* [WRITTEN TASK]: Of all the lines in this data, how many include "Recent"? Respond with the number only.

(Stored dataset items)
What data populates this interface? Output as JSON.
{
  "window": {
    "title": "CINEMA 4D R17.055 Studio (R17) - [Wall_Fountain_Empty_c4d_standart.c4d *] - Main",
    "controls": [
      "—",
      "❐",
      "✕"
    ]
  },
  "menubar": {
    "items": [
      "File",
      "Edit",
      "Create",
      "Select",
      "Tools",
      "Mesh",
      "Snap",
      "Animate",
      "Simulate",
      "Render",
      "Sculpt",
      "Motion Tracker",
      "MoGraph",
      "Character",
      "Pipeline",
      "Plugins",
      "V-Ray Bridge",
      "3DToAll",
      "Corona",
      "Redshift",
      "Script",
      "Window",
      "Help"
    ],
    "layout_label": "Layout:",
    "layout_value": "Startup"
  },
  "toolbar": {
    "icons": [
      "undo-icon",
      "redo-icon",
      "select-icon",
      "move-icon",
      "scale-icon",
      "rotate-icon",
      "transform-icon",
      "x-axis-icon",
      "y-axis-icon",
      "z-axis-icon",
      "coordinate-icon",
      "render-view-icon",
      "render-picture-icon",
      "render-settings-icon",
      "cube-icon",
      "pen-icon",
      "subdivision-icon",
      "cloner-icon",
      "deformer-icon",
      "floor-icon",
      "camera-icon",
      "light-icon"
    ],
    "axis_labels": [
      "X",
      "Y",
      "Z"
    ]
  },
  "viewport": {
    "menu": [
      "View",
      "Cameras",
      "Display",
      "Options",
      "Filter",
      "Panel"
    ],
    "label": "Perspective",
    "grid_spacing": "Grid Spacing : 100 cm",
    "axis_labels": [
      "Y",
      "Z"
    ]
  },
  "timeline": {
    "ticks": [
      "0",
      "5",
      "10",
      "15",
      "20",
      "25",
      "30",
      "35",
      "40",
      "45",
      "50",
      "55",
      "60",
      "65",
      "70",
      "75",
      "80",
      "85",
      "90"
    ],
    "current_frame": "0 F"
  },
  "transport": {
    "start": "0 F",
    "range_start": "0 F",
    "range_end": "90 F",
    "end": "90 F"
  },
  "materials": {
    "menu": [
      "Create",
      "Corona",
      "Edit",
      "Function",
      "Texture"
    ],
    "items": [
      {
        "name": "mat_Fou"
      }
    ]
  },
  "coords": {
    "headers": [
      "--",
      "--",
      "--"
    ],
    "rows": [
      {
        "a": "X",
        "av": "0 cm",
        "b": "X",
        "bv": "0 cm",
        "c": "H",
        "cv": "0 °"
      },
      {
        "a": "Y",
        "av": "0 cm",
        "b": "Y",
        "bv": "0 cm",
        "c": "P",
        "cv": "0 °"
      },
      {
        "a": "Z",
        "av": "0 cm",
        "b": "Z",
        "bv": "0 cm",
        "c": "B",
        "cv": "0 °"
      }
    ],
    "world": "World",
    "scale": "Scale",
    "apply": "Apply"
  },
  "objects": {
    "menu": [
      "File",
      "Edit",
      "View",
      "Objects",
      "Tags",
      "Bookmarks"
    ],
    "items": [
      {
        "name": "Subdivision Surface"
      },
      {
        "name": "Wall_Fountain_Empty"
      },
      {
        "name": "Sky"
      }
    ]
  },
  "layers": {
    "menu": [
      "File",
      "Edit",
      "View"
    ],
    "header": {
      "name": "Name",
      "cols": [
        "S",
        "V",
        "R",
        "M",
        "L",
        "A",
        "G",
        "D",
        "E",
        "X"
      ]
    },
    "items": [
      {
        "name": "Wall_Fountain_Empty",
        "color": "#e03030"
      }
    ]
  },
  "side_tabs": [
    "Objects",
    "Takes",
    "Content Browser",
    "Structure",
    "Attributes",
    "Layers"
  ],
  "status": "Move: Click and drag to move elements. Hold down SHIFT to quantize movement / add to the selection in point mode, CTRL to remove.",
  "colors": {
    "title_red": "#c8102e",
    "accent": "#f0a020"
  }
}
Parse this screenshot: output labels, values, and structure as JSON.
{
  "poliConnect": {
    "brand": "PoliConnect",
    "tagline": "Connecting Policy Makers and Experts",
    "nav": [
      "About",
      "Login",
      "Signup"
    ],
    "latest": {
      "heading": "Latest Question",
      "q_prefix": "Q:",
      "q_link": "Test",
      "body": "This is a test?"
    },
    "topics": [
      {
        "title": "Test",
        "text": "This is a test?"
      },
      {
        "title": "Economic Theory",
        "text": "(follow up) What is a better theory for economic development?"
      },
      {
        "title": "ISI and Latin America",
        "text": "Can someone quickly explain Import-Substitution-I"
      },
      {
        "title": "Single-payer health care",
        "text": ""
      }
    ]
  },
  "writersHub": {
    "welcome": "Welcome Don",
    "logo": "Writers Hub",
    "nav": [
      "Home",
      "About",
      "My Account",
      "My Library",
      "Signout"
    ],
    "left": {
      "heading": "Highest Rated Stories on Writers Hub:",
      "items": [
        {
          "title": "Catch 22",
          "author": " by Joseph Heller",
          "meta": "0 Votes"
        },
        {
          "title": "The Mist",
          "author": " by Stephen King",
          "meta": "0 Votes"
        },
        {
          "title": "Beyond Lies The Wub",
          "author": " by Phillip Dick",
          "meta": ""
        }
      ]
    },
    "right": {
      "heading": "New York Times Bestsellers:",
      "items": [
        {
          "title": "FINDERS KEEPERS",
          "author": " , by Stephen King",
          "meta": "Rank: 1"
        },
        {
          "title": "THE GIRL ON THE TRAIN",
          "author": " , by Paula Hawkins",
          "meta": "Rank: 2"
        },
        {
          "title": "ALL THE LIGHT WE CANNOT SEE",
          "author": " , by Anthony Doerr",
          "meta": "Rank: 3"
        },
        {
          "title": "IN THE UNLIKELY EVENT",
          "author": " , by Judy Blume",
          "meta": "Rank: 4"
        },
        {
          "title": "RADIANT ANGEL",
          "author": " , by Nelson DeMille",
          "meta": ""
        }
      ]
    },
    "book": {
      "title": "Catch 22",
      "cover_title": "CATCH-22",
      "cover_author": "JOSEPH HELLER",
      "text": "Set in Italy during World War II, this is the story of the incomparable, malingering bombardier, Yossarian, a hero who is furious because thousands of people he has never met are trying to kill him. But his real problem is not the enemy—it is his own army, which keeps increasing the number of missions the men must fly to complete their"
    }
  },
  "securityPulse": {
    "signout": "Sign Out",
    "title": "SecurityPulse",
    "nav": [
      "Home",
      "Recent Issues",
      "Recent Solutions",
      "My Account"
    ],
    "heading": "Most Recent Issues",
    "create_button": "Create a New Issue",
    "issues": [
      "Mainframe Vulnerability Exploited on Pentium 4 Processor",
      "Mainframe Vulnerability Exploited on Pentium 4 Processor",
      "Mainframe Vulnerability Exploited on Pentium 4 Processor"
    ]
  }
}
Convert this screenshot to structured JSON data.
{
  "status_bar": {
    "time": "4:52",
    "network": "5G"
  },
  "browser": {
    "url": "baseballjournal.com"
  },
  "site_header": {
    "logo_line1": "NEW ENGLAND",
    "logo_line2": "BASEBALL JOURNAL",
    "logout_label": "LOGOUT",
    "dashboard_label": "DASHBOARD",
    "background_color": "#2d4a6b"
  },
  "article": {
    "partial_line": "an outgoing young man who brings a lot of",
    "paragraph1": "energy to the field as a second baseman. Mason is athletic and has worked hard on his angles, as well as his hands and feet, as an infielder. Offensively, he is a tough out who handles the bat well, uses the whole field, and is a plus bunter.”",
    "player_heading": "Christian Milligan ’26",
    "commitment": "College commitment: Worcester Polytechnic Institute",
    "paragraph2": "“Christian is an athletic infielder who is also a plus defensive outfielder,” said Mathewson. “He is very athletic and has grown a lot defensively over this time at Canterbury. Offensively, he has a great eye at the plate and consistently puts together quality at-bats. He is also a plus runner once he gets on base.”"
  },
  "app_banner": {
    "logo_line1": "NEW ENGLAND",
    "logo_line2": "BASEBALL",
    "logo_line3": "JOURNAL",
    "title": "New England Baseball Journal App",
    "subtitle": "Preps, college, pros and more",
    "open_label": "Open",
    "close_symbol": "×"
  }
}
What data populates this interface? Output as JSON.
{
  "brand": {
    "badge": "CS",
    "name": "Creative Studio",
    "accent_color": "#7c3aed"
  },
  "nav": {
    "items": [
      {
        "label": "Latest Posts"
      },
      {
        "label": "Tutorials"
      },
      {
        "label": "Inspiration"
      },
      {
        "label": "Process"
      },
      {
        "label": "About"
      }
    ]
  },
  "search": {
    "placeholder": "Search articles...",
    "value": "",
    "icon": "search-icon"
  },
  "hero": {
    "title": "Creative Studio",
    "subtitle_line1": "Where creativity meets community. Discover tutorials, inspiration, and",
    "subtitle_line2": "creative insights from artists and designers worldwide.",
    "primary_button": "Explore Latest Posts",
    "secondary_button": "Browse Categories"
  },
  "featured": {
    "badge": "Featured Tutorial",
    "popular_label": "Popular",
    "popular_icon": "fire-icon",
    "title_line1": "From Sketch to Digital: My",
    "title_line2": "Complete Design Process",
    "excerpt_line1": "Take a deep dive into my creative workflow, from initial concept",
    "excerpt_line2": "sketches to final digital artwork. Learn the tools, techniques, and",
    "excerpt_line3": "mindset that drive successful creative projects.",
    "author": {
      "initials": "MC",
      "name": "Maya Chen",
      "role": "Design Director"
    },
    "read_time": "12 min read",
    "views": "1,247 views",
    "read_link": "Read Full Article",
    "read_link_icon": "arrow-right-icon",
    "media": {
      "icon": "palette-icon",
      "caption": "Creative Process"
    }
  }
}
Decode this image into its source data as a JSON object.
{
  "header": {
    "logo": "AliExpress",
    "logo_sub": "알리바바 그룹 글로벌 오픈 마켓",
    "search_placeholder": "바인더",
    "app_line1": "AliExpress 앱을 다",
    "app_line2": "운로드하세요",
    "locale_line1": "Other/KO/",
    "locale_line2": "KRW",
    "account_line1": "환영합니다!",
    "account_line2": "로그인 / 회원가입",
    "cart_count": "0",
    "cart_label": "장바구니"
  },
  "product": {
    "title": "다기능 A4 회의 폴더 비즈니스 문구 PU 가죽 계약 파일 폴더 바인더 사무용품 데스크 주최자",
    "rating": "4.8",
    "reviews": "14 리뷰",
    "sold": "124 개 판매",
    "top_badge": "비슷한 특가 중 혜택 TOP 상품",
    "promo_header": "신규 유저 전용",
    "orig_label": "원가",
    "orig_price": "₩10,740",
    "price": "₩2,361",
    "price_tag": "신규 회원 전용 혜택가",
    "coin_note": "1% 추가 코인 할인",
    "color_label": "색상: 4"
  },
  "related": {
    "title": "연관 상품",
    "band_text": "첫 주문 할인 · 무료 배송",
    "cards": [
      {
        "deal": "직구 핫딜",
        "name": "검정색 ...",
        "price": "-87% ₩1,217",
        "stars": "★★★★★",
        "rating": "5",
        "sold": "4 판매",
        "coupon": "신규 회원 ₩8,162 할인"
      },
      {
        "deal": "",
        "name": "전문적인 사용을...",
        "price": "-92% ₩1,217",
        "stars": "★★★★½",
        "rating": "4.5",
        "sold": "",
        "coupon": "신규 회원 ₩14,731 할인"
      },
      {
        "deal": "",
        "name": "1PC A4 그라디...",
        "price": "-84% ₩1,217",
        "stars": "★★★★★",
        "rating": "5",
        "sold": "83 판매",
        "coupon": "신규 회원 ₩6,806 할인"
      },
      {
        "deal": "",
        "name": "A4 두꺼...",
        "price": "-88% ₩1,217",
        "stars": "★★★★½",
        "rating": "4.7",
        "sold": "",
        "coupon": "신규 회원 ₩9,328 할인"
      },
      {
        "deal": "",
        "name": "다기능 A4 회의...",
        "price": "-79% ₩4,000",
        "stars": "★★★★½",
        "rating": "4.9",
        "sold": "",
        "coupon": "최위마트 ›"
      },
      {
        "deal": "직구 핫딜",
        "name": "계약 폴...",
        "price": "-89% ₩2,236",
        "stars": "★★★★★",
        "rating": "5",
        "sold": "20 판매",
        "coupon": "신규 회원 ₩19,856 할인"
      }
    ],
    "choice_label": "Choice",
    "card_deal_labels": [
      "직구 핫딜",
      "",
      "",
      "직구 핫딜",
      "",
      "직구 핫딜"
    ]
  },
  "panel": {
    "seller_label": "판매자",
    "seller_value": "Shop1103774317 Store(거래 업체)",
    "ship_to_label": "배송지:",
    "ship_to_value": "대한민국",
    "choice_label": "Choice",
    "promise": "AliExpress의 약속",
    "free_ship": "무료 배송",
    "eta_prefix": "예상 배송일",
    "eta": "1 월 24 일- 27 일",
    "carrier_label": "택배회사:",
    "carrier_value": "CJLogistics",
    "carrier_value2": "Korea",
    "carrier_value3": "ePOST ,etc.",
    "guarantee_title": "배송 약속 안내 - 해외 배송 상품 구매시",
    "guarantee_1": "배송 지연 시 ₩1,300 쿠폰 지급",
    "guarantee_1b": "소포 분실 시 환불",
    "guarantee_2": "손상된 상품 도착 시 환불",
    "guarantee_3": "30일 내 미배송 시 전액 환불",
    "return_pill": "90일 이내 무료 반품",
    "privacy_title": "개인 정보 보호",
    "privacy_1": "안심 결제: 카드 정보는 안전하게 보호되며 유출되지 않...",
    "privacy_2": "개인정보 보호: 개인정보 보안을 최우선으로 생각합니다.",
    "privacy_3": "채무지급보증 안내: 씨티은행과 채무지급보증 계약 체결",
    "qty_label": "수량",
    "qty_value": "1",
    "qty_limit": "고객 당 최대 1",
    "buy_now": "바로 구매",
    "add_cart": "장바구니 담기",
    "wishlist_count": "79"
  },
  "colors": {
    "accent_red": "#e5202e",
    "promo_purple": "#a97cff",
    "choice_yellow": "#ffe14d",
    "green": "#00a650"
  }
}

* [RESULT BELOW]: 3